#### Do this
Repeat every record below exactly, omitting any pictures.

====== Data entries ======

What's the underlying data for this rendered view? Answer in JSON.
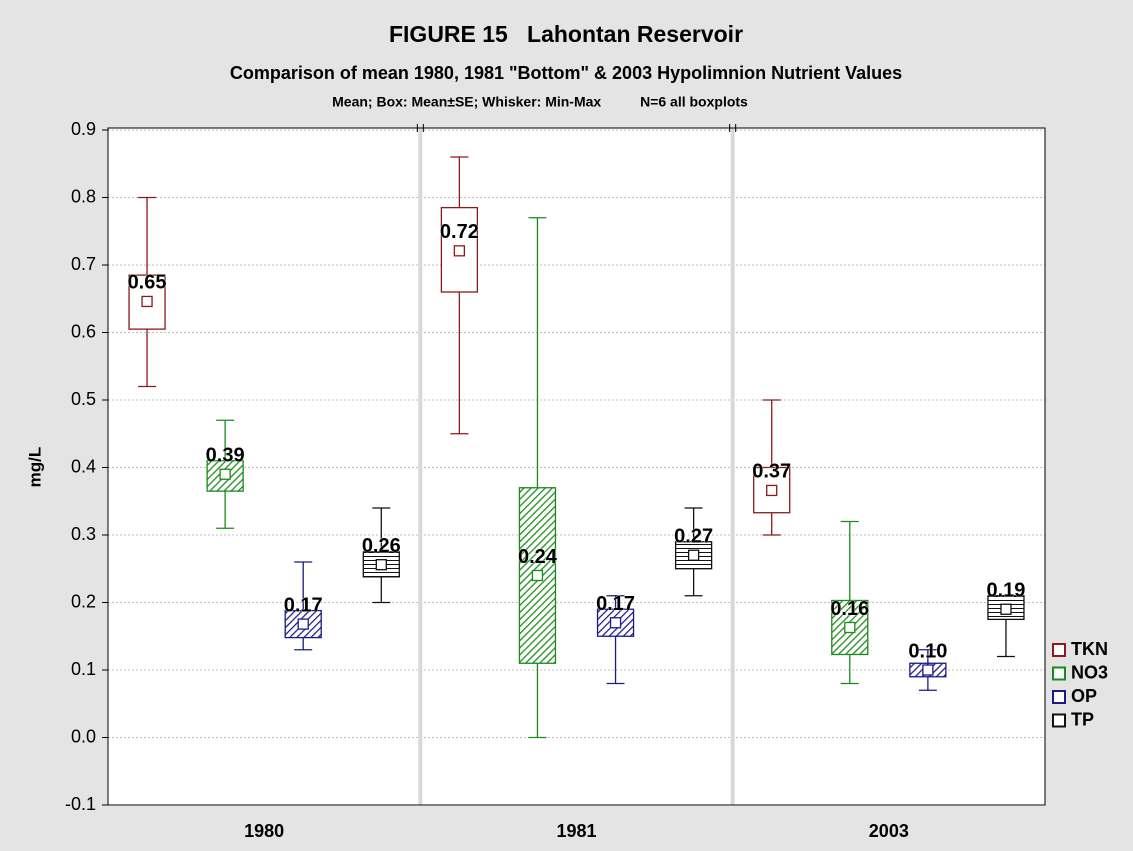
{
  "chart_data": {
    "type": "box",
    "title": "FIGURE 15   Lahontan Reservoir",
    "subtitle": "Comparison of mean 1980, 1981 \"Bottom\" & 2003 Hypolimnion Nutrient Values",
    "note": "Mean; Box: Mean±SE; Whisker: Min-Max          N=6 all boxplots",
    "ylabel": "mg/L",
    "categories": [
      "1980",
      "1981",
      "2003"
    ],
    "ylim": [
      -0.1,
      0.9
    ],
    "yticks": [
      -0.1,
      {
        "value": 0,
        "label": "0.0"
      },
      0.1,
      0.2,
      0.3,
      0.4,
      0.5,
      0.6,
      0.7,
      0.8,
      0.9
    ],
    "grid": true,
    "legend": "right",
    "series": [
      {
        "name": "TKN",
        "color": "#8b1a1a",
        "hatch": "none",
        "values": [
          0.646,
          0.721,
          0.366
        ],
        "value_labels": [
          "0.65",
          "0.72",
          "0.37"
        ],
        "box_low": [
          0.605,
          0.66,
          0.333
        ],
        "box_high": [
          0.685,
          0.785,
          0.4
        ],
        "min": [
          0.52,
          0.45,
          0.3
        ],
        "max": [
          0.8,
          0.86,
          0.5
        ]
      },
      {
        "name": "NO3",
        "color": "#1a8a1a",
        "hatch": "diagonal",
        "values": [
          0.39,
          0.24,
          0.163
        ],
        "value_labels": [
          "0.39",
          "0.24",
          "0.16"
        ],
        "box_low": [
          0.365,
          0.11,
          0.123
        ],
        "box_high": [
          0.41,
          0.37,
          0.203
        ],
        "min": [
          0.31,
          0,
          0.08
        ],
        "max": [
          0.47,
          0.77,
          0.32
        ]
      },
      {
        "name": "OP",
        "color": "#1a1a8a",
        "hatch": "diagonal",
        "values": [
          0.168,
          0.17,
          0.1
        ],
        "value_labels": [
          "0.17",
          "0.17",
          "0.10"
        ],
        "box_low": [
          0.148,
          0.15,
          0.09
        ],
        "box_high": [
          0.188,
          0.19,
          0.11
        ],
        "min": [
          0.13,
          0.08,
          0.07
        ],
        "max": [
          0.26,
          0.21,
          0.13
        ]
      },
      {
        "name": "TP",
        "color": "#111111",
        "hatch": "horizontal",
        "values": [
          0.256,
          0.27,
          0.19
        ],
        "value_labels": [
          "0.26",
          "0.27",
          "0.19"
        ],
        "box_low": [
          0.238,
          0.25,
          0.175
        ],
        "box_high": [
          0.275,
          0.29,
          0.21
        ],
        "min": [
          0.2,
          0.21,
          0.12
        ],
        "max": [
          0.34,
          0.34,
          0.21
        ]
      }
    ]
  }
}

======

#### Correct response
What's the underlying data for this rendered view? Answer in JSON.
{
  "chart_data": {
    "type": "box",
    "title": "FIGURE 15   Lahontan Reservoir",
    "subtitle": "Comparison of mean 1980, 1981 \"Bottom\" & 2003 Hypolimnion Nutrient Values",
    "note": "Mean; Box: Mean±SE; Whisker: Min-Max          N=6 all boxplots",
    "ylabel": "mg/L",
    "categories": [
      "1980",
      "1981",
      "2003"
    ],
    "ylim": [
      -0.1,
      0.9
    ],
    "yticks": [
      -0.1,
      {
        "value": 0,
        "label": "0.0"
      },
      0.1,
      0.2,
      0.3,
      0.4,
      0.5,
      0.6,
      0.7,
      0.8,
      0.9
    ],
    "grid": true,
    "legend": "right",
    "series": [
      {
        "name": "TKN",
        "color": "#8b1a1a",
        "hatch": "none",
        "values": [
          0.646,
          0.721,
          0.366
        ],
        "value_labels": [
          "0.65",
          "0.72",
          "0.37"
        ],
        "box_low": [
          0.605,
          0.66,
          0.333
        ],
        "box_high": [
          0.685,
          0.785,
          0.4
        ],
        "min": [
          0.52,
          0.45,
          0.3
        ],
        "max": [
          0.8,
          0.86,
          0.5
        ]
      },
      {
        "name": "NO3",
        "color": "#1a8a1a",
        "hatch": "diagonal",
        "values": [
          0.39,
          0.24,
          0.163
        ],
        "value_labels": [
          "0.39",
          "0.24",
          "0.16"
        ],
        "box_low": [
          0.365,
          0.11,
          0.123
        ],
        "box_high": [
          0.41,
          0.37,
          0.203
        ],
        "min": [
          0.31,
          0,
          0.08
        ],
        "max": [
          0.47,
          0.77,
          0.32
        ]
      },
      {
        "name": "OP",
        "color": "#1a1a8a",
        "hatch": "diagonal",
        "values": [
          0.168,
          0.17,
          0.1
        ],
        "value_labels": [
          "0.17",
          "0.17",
          "0.10"
        ],
        "box_low": [
          0.148,
          0.15,
          0.09
        ],
        "box_high": [
          0.188,
          0.19,
          0.11
        ],
        "min": [
          0.13,
          0.08,
          0.07
        ],
        "max": [
          0.26,
          0.21,
          0.13
        ]
      },
      {
        "name": "TP",
        "color": "#111111",
        "hatch": "horizontal",
        "values": [
          0.256,
          0.27,
          0.19
        ],
        "value_labels": [
          "0.26",
          "0.27",
          "0.19"
        ],
        "box_low": [
          0.238,
          0.25,
          0.175
        ],
        "box_high": [
          0.275,
          0.29,
          0.21
        ],
        "min": [
          0.2,
          0.21,
          0.12
        ],
        "max": [
          0.34,
          0.34,
          0.21
        ]
      }
    ]
  }
}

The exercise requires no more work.